Records for this exercise:
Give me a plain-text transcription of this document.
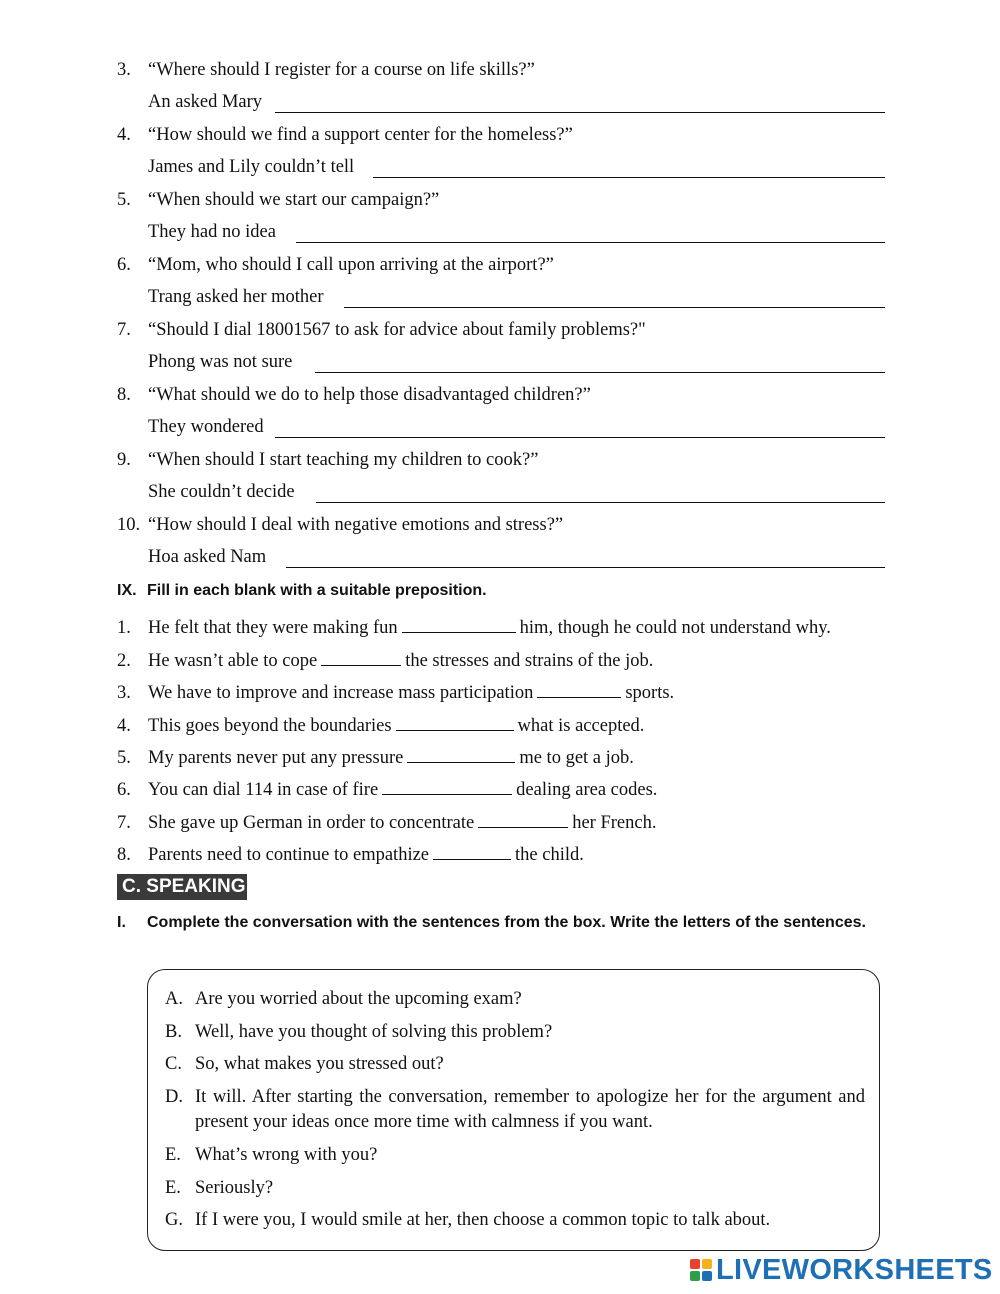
3. “Where should I register for a course on life skills?”
An asked Mary
4. “How should we find a support center for the homeless?”
James and Lily couldn’t tell
5. “When should we start our campaign?”
They had no idea
6. “Mom, who should I call upon arriving at the airport?”
Trang asked her mother
7. “Should I dial 18001567 to ask for advice about family problems?"
Phong was not sure
8. “What should we do to help those disadvantaged children?”
They wondered
9. “When should I start teaching my children to cook?”
She couldn’t decide
10. “How should I deal with negative emotions and stress?”
Hoa asked Nam
IX. Fill in each blank with a suitable preposition.
1. He felt that they were making fun	him, though he could not understand why.
2. He wasn’t able to cope	the stresses and strains of the job.
3. We have to improve and increase mass participation	sports.
4. This goes beyond the boundaries	what is accepted.
5. My parents never put any pressure	me to get a job.
6. You can dial 114 in case of fire	dealing area codes.
7. She gave up German in order to concentrate	her French.
8. Parents need to continue to empathize	the child.
C. SPEAKING
I. Complete the conversation with the sentences from the box. Write the letters of the sentences.
A. Are you worried about the upcoming exam?
B. Well, have you thought of solving this problem?
C. So, what makes you stressed out?
D. It will. After starting the conversation, remember to apologize her for the argument and present your ideas once more time with calmness if you want.
E. What’s wrong with you?
E. Seriously?
G. If I were you, I would smile at her, then choose a common topic to talk about.
LIVEWORKSHEETS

Short task: Select every line of the records holding the string "about".

Expected answer:
7. “Should I dial 18001567 to ask for advice about family problems?"
A. Are you worried about the upcoming exam?
G. If I were you, I would smile at her, then choose a common topic to talk about.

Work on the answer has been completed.